What you have to do: Reproduce the data below in full and exclude every picture.

Input records:

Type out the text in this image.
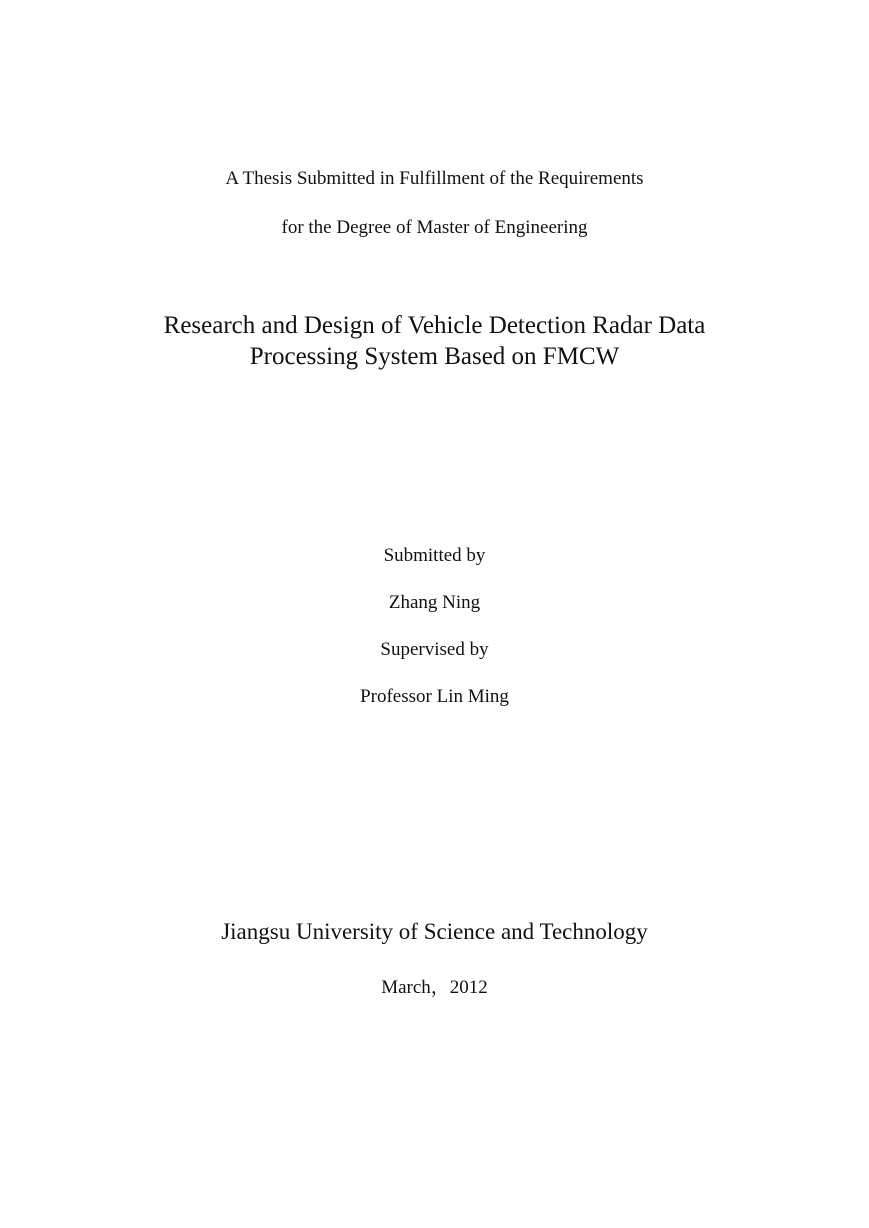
A Thesis Submitted in Fulfillment of the Requirements
for the Degree of Master of Engineering
Research and Design of Vehicle Detection Radar Data
Processing System Based on FMCW
Submitted by
Zhang Ning
Supervised by
Professor Lin Ming
Jiangsu University of Science and Technology
March，2012
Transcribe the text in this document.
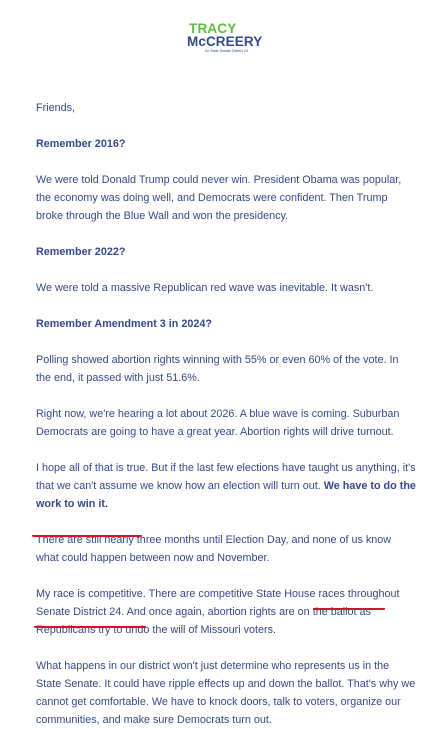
TRACY
McCREERY
for State Senate District 24

Friends,

Remember 2016?

We were told Donald Trump could never win. President Obama was popular, the economy was doing well, and Democrats were confident. Then Trump broke through the Blue Wall and won the presidency.

Remember 2022?

We were told a massive Republican red wave was inevitable. It wasn't.

Remember Amendment 3 in 2024?

Polling showed abortion rights winning with 55% or even 60% of the vote. In the end, it passed with just 51.6%.

Right now, we're hearing a lot about 2026. A blue wave is coming. Suburban Democrats are going to have a great year. Abortion rights will drive turnout.

I hope all of that is true. But if the last few elections have taught us anything, it's that we can't assume we know how an election will turn out. We have to do the work to win it.

There are still nearly three months until Election Day, and none of us know what could happen between now and November.

My race is competitive. There are competitive State House races throughout Senate District 24. And once again, abortion rights are on the ballot as Republicans try to undo the will of Missouri voters.

What happens in our district won't just determine who represents us in the State Senate. It could have ripple effects up and down the ballot. That's why we cannot get comfortable. We have to knock doors, talk to voters, organize our communities, and make sure Democrats turn out.
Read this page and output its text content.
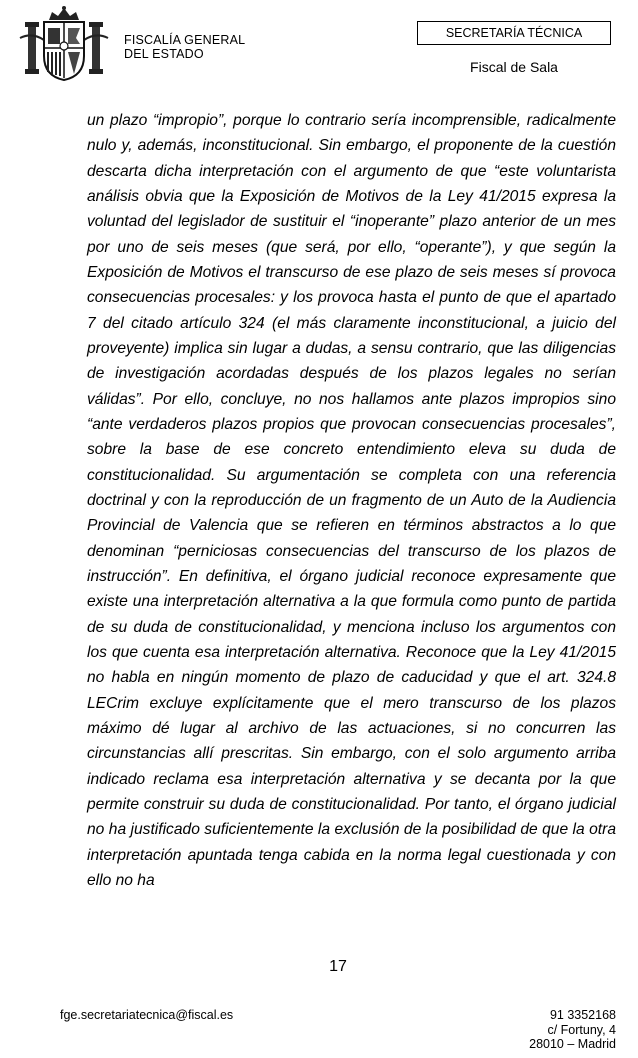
FISCALÍA GENERAL
DEL ESTADO
SECRETARÍA TÉCNICA
Fiscal de Sala

un plazo “impropio”, porque lo contrario sería incomprensible, radicalmente nulo y, además, inconstitucional. Sin embargo, el proponente de la cuestión descarta dicha interpretación con el argumento de que “este voluntarista análisis obvia que la Exposición de Motivos de la Ley 41/2015 expresa la voluntad del legislador de sustituir el “inoperante” plazo anterior de un mes por uno de seis meses (que será, por ello, “operante”), y que según la Exposición de Motivos el transcurso de ese plazo de seis meses sí provoca consecuencias procesales: y los provoca hasta el punto de que el apartado 7 del citado artículo 324 (el más claramente inconstitucional, a juicio del proveyente) implica sin lugar a dudas, a sensu contrario, que las diligencias de investigación acordadas después de los plazos legales no serían válidas”. Por ello, concluye, no nos hallamos ante plazos impropios sino “ante verdaderos plazos propios que provocan consecuencias procesales”, sobre la base de ese concreto entendimiento eleva su duda de constitucionalidad. Su argumentación se completa con una referencia doctrinal y con la reproducción de un fragmento de un Auto de la Audiencia Provincial de Valencia que se refieren en términos abstractos a lo que denominan “perniciosas consecuencias del transcurso de los plazos de instrucción”. En definitiva, el órgano judicial reconoce expresamente que existe una interpretación alternativa a la que formula como punto de partida de su duda de constitucionalidad, y menciona incluso los argumentos con los que cuenta esa interpretación alternativa. Reconoce que la Ley 41/2015 no habla en ningún momento de plazo de caducidad y que el art. 324.8 LECrim excluye explícitamente que el mero transcurso de los plazos máximo dé lugar al archivo de las actuaciones, si no concurren las circunstancias allí prescritas. Sin embargo, con el solo argumento arriba indicado reclama esa interpretación alternativa y se decanta por la que permite construir su duda de constitucionalidad. Por tanto, el órgano judicial no ha justificado suficientemente la exclusión de la posibilidad de que la otra interpretación apuntada tenga cabida en la norma legal cuestionada y con ello no ha

17
fge.secretariatecnica@fiscal.es	91 3352168
c/ Fortuny, 4
28010 – Madrid
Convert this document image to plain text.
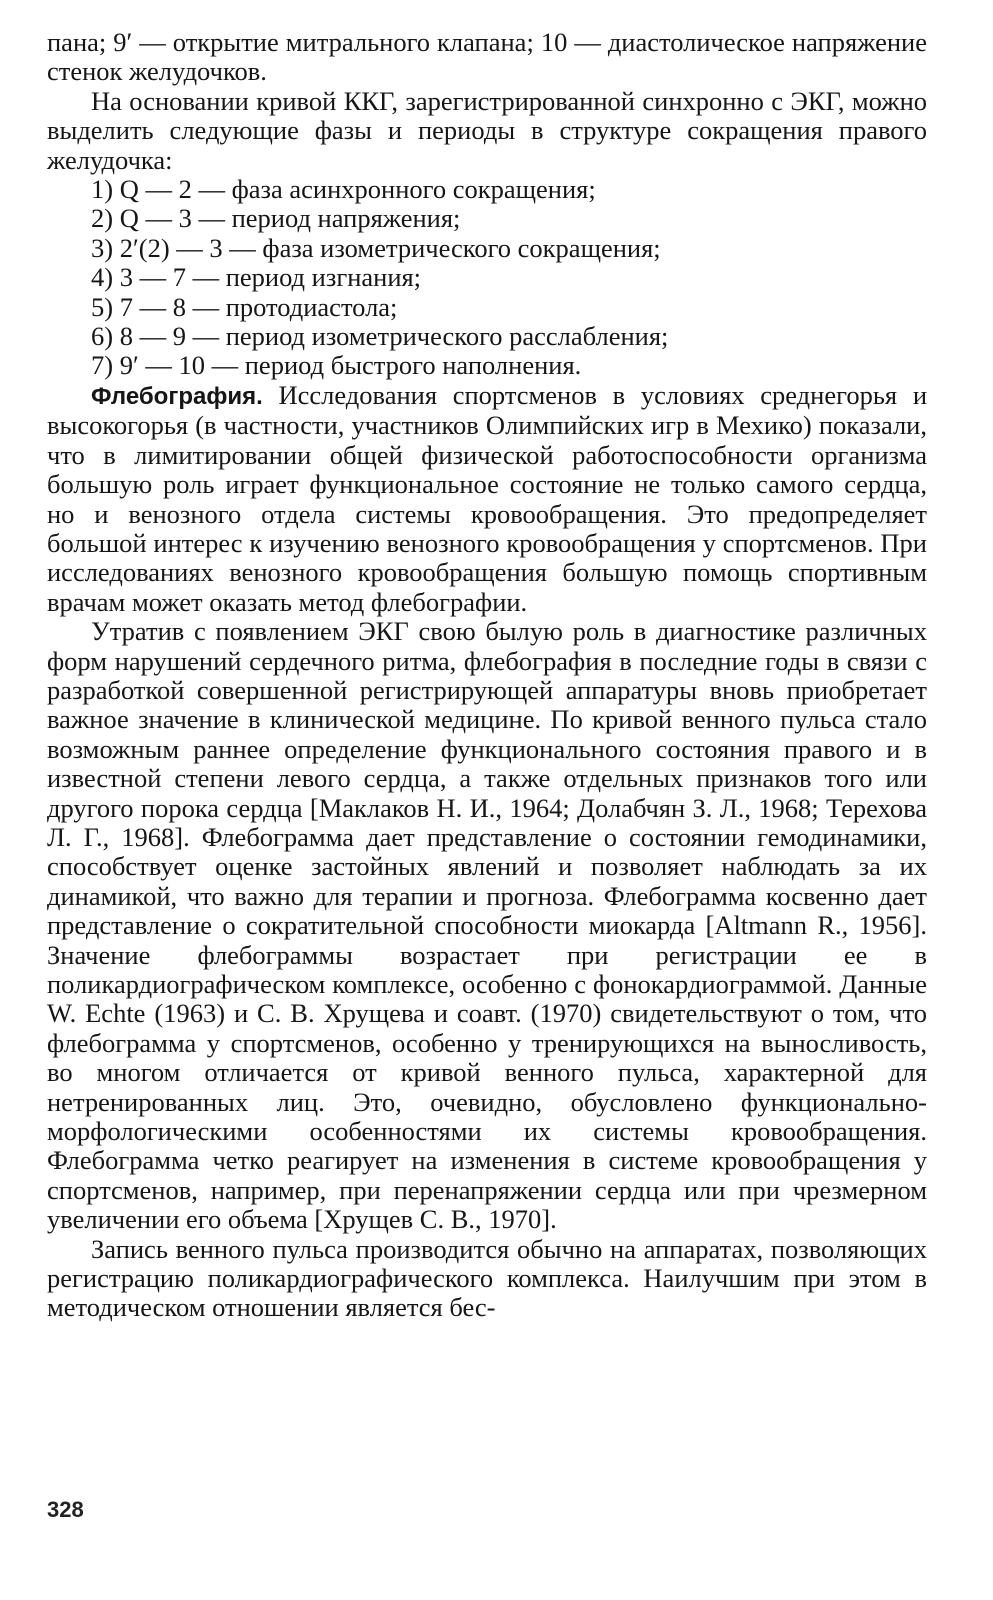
пана; 9′ — открытие митрального клапана; 10 — диастолическое напряжение стенок желудочков.

На основании кривой ККГ, зарегистрированной синхронно с ЭКГ, можно выделить следующие фазы и периоды в структуре сокращения правого желудочка:

1) Q — 2 — фаза асинхронного сокращения;
2) Q — 3 — период напряжения;
3) 2′(2) — 3 — фаза изометрического сокращения;
4) 3 — 7 — период изгнания;
5) 7 — 8 — протодиастола;
6) 8 — 9 — период изометрического расслабления;
7) 9′ — 10 — период быстрого наполнения.

Флебография. Исследования спортсменов в условиях среднегорья и высокогорья (в частности, участников Олимпийских игр в Мехико) показали, что в лимитировании общей физической работоспособности организма большую роль играет функциональное состояние не только самого сердца, но и венозного отдела системы кровообращения. Это предопределяет большой интерес к изучению венозного кровообращения у спортсменов. При исследованиях венозного кровообращения большую помощь спортивным врачам может оказать метод флебографии.

Утратив с появлением ЭКГ свою былую роль в диагностике различных форм нарушений сердечного ритма, флебография в последние годы в связи с разработкой совершенной регистрирующей аппаратуры вновь приобретает важное значение в клинической медицине. По кривой венного пульса стало возможным раннее определение функционального состояния правого и в известной степени левого сердца, а также отдельных признаков того или другого порока сердца [Маклаков Н. И., 1964; Долабчян З. Л., 1968; Терехова Л. Г., 1968]. Флебограмма дает представление о состоянии гемодинамики, способствует оценке застойных явлений и позволяет наблюдать за их динамикой, что важно для терапии и прогноза. Флебограмма косвенно дает представление о сократительной способности миокарда [Altmann R., 1956]. Значение флебограммы возрастает при регистрации ее в поликардиографическом комплексе, особенно с фонокардиограммой. Данные W. Echte (1963) и С. В. Хрущева и соавт. (1970) свидетельствуют о том, что флебограмма у спортсменов, особенно у тренирующихся на выносливость, во многом отличается от кривой венного пульса, характерной для нетренированных лиц. Это, очевидно, обусловлено функционально-морфологическими особенностями их системы кровообращения. Флебограмма четко реагирует на изменения в системе кровообращения у спортсменов, например, при перенапряжении сердца или при чрезмерном увеличении его объема [Хрущев С. В., 1970].

Запись венного пульса производится обычно на аппаратах, позволяющих регистрацию поликардиографического комплекса. Наилучшим при этом в методическом отношении является бес-

328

Task output:
Type out the text in this image.
A Thesis Submitted in Fulfillment of the Requirements
for the Degree of Master of Engineering
Research and Design of Vehicle Detection Radar Data
Processing System Based on FMCW
Submitted by
Zhang Ning
Supervised by
Professor Lin Ming
Jiangsu University of Science and Technology
March，2012
Transcribe the text in this document.
TRACY
McCREERY
for State Senate District 24

Friends,

Remember 2016?

We were told Donald Trump could never win. President Obama was popular, the economy was doing well, and Democrats were confident. Then Trump broke through the Blue Wall and won the presidency.

Remember 2022?

We were told a massive Republican red wave was inevitable. It wasn't.

Remember Amendment 3 in 2024?

Polling showed abortion rights winning with 55% or even 60% of the vote. In the end, it passed with just 51.6%.

Right now, we're hearing a lot about 2026. A blue wave is coming. Suburban Democrats are going to have a great year. Abortion rights will drive turnout.

I hope all of that is true. But if the last few elections have taught us anything, it's that we can't assume we know how an election will turn out. We have to do the work to win it.

There are still nearly three months until Election Day, and none of us know what could happen between now and November.

My race is competitive. There are competitive State House races throughout Senate District 24. And once again, abortion rights are on the ballot as Republicans try to undo the will of Missouri voters.

What happens in our district won't just determine who represents us in the State Senate. It could have ripple effects up and down the ballot. That's why we cannot get comfortable. We have to knock doors, talk to voters, organize our communities, and make sure Democrats turn out.
Read this page and output its text content.
FISCALÍA GENERAL
DEL ESTADO
SECRETARÍA TÉCNICA
Fiscal de Sala

un plazo “impropio”, porque lo contrario sería incomprensible, radicalmente nulo y, además, inconstitucional. Sin embargo, el proponente de la cuestión descarta dicha interpretación con el argumento de que “este voluntarista análisis obvia que la Exposición de Motivos de la Ley 41/2015 expresa la voluntad del legislador de sustituir el “inoperante” plazo anterior de un mes por uno de seis meses (que será, por ello, “operante”), y que según la Exposición de Motivos el transcurso de ese plazo de seis meses sí provoca consecuencias procesales: y los provoca hasta el punto de que el apartado 7 del citado artículo 324 (el más claramente inconstitucional, a juicio del proveyente) implica sin lugar a dudas, a sensu contrario, que las diligencias de investigación acordadas después de los plazos legales no serían válidas”. Por ello, concluye, no nos hallamos ante plazos impropios sino “ante verdaderos plazos propios que provocan consecuencias procesales”, sobre la base de ese concreto entendimiento eleva su duda de constitucionalidad. Su argumentación se completa con una referencia doctrinal y con la reproducción de un fragmento de un Auto de la Audiencia Provincial de Valencia que se refieren en términos abstractos a lo que denominan “perniciosas consecuencias del transcurso de los plazos de instrucción”. En definitiva, el órgano judicial reconoce expresamente que existe una interpretación alternativa a la que formula como punto de partida de su duda de constitucionalidad, y menciona incluso los argumentos con los que cuenta esa interpretación alternativa. Reconoce que la Ley 41/2015 no habla en ningún momento de plazo de caducidad y que el art. 324.8 LECrim excluye explícitamente que el mero transcurso de los plazos máximo dé lugar al archivo de las actuaciones, si no concurren las circunstancias allí prescritas. Sin embargo, con el solo argumento arriba indicado reclama esa interpretación alternativa y se decanta por la que permite construir su duda de constitucionalidad. Por tanto, el órgano judicial no ha justificado suficientemente la exclusión de la posibilidad de que la otra interpretación apuntada tenga cabida en la norma legal cuestionada y con ello no ha

17
fge.secretariatecnica@fiscal.es	91 3352168
c/ Fortuny, 4
28010 – Madrid
Convert this document image to plain text.
пана; 9′ — открытие митрального клапана; 10 — диастолическое напряжение стенок желудочков.

На основании кривой ККГ, зарегистрированной синхронно с ЭКГ, можно выделить следующие фазы и периоды в структуре сокращения правого желудочка:

1) Q — 2 — фаза асинхронного сокращения;
2) Q — 3 — период напряжения;
3) 2′(2) — 3 — фаза изометрического сокращения;
4) 3 — 7 — период изгнания;
5) 7 — 8 — протодиастола;
6) 8 — 9 — период изометрического расслабления;
7) 9′ — 10 — период быстрого наполнения.

Флебография. Исследования спортсменов в условиях среднегорья и высокогорья (в частности, участников Олимпийских игр в Мехико) показали, что в лимитировании общей физической работоспособности организма большую роль играет функциональное состояние не только самого сердца, но и венозного отдела системы кровообращения. Это предопределяет большой интерес к изучению венозного кровообращения у спортсменов. При исследованиях венозного кровообращения большую помощь спортивным врачам может оказать метод флебографии.

Утратив с появлением ЭКГ свою былую роль в диагностике различных форм нарушений сердечного ритма, флебография в последние годы в связи с разработкой совершенной регистрирующей аппаратуры вновь приобретает важное значение в клинической медицине. По кривой венного пульса стало возможным раннее определение функционального состояния правого и в известной степени левого сердца, а также отдельных признаков того или другого порока сердца [Маклаков Н. И., 1964; Долабчян З. Л., 1968; Терехова Л. Г., 1968]. Флебограмма дает представление о состоянии гемодинамики, способствует оценке застойных явлений и позволяет наблюдать за их динамикой, что важно для терапии и прогноза. Флебограмма косвенно дает представление о сократительной способности миокарда [Altmann R., 1956]. Значение флебограммы возрастает при регистрации ее в поликардиографическом комплексе, особенно с фонокардиограммой. Данные W. Echte (1963) и С. В. Хрущева и соавт. (1970) свидетельствуют о том, что флебограмма у спортсменов, особенно у тренирующихся на выносливость, во многом отличается от кривой венного пульса, характерной для нетренированных лиц. Это, очевидно, обусловлено функционально-морфологическими особенностями их системы кровообращения. Флебограмма четко реагирует на изменения в системе кровообращения у спортсменов, например, при перенапряжении сердца или при чрезмерном увеличении его объема [Хрущев С. В., 1970].

Запись венного пульса производится обычно на аппаратах, позволяющих регистрацию поликардиографического комплекса. Наилучшим при этом в методическом отношении является бес-

328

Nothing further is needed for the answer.